• **Prompt**: Among the lines of this listing, determine how many contain the string "liczba". Answer with the number only.

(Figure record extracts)
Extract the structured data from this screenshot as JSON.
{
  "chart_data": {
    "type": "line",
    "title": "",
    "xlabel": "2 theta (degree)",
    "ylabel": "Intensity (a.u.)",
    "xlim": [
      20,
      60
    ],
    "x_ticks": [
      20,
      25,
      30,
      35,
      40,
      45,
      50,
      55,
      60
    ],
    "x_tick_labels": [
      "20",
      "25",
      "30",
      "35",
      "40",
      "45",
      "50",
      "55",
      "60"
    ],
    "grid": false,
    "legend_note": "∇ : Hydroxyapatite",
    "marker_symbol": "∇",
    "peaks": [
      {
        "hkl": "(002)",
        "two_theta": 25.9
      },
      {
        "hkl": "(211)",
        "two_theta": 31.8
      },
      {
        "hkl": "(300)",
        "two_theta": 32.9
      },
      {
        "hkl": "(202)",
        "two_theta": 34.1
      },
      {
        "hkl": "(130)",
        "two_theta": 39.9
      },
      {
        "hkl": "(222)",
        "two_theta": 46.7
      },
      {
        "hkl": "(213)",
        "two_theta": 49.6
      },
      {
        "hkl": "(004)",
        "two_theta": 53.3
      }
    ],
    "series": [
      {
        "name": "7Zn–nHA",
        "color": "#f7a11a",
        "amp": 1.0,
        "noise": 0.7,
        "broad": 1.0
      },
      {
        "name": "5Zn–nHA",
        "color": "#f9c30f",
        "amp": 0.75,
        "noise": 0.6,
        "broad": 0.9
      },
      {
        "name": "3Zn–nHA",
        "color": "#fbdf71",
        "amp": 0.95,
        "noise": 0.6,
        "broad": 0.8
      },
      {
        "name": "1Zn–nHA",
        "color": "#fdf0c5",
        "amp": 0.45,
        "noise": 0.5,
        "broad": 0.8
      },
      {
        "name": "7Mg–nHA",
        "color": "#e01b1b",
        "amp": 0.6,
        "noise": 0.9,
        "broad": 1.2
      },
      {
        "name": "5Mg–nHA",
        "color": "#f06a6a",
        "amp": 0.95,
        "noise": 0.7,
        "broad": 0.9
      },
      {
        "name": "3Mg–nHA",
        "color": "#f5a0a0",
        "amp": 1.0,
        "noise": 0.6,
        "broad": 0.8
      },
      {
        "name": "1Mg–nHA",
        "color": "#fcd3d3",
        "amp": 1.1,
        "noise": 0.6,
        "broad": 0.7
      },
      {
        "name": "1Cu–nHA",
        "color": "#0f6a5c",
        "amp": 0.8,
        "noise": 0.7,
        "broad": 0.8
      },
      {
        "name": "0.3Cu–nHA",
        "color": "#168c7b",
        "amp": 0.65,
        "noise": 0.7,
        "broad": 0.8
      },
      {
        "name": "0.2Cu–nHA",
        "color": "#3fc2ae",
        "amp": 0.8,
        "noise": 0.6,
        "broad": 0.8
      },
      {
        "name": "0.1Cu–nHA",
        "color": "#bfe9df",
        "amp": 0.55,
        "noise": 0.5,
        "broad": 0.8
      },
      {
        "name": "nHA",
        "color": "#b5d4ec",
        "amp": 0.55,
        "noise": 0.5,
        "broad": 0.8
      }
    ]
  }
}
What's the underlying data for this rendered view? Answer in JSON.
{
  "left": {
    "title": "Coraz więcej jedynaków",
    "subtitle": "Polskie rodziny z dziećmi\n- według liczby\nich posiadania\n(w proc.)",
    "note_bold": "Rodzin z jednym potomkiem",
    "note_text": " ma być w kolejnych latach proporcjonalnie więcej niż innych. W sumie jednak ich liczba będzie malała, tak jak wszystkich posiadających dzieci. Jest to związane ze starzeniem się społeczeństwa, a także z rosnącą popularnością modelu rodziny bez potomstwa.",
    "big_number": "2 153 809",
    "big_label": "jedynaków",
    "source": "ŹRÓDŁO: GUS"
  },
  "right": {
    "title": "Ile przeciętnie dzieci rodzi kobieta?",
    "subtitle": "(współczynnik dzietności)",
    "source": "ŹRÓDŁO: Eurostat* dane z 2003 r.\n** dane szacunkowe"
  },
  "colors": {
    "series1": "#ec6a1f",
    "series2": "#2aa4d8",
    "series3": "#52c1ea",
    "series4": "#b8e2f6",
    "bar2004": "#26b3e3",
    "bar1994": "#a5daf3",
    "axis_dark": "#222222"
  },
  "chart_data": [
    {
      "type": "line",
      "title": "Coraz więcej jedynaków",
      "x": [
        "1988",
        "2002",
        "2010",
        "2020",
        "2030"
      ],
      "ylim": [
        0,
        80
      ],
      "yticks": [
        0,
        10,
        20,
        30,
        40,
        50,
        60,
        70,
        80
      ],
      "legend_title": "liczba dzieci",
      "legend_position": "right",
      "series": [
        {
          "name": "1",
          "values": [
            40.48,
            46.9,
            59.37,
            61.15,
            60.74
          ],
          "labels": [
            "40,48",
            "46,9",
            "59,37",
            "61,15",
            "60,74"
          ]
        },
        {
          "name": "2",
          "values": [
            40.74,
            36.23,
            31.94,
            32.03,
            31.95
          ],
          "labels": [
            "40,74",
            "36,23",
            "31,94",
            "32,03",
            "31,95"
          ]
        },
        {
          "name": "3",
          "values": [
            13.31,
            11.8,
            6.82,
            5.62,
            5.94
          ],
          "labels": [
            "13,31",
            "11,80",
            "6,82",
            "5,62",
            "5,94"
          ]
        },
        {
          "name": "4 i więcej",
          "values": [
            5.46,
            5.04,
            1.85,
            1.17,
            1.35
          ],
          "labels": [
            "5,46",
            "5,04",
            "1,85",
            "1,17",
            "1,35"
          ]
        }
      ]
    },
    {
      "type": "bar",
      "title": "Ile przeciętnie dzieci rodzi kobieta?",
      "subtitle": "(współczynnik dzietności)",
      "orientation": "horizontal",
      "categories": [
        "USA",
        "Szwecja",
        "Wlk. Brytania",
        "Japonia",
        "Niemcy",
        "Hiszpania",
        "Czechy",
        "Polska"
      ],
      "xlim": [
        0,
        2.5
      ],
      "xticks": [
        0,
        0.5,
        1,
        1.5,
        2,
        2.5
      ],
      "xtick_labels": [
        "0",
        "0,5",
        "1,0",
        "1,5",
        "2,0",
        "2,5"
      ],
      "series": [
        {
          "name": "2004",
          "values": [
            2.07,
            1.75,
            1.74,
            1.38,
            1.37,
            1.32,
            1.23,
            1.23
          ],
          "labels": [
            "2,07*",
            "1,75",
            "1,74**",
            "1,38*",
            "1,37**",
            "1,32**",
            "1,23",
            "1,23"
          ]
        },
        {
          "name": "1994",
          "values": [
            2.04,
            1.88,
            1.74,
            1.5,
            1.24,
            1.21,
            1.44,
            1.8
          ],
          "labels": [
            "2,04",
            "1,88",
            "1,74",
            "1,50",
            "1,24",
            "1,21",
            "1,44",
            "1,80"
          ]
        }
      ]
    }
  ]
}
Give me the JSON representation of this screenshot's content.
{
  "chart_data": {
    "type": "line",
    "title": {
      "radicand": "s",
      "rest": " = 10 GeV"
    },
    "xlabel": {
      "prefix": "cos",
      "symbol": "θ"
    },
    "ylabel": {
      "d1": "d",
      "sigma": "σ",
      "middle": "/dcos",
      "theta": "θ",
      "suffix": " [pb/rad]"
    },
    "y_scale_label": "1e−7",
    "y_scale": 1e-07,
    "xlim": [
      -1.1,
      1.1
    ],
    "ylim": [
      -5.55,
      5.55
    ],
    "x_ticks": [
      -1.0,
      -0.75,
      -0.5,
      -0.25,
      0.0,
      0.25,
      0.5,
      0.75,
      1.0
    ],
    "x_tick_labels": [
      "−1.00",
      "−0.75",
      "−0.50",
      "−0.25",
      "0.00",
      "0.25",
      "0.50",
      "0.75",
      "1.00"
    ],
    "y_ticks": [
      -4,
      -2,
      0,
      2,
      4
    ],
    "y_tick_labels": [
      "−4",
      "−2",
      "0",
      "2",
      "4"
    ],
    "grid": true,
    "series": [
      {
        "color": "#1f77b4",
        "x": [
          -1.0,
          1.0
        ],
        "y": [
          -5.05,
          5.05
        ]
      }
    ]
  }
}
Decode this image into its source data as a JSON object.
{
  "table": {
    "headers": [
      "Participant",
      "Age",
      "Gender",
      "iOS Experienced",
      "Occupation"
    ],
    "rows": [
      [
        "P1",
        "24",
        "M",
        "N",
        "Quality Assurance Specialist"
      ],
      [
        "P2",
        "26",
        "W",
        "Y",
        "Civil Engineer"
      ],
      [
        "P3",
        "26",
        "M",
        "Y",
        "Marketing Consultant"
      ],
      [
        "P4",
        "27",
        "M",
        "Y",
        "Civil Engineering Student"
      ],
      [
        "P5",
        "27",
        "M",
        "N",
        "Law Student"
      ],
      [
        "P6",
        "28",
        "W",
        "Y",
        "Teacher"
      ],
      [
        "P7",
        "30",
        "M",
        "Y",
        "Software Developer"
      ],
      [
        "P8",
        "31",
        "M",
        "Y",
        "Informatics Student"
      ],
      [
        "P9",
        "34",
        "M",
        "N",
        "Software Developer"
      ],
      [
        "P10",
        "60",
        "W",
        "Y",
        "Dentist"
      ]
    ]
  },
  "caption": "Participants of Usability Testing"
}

• **The result**: 2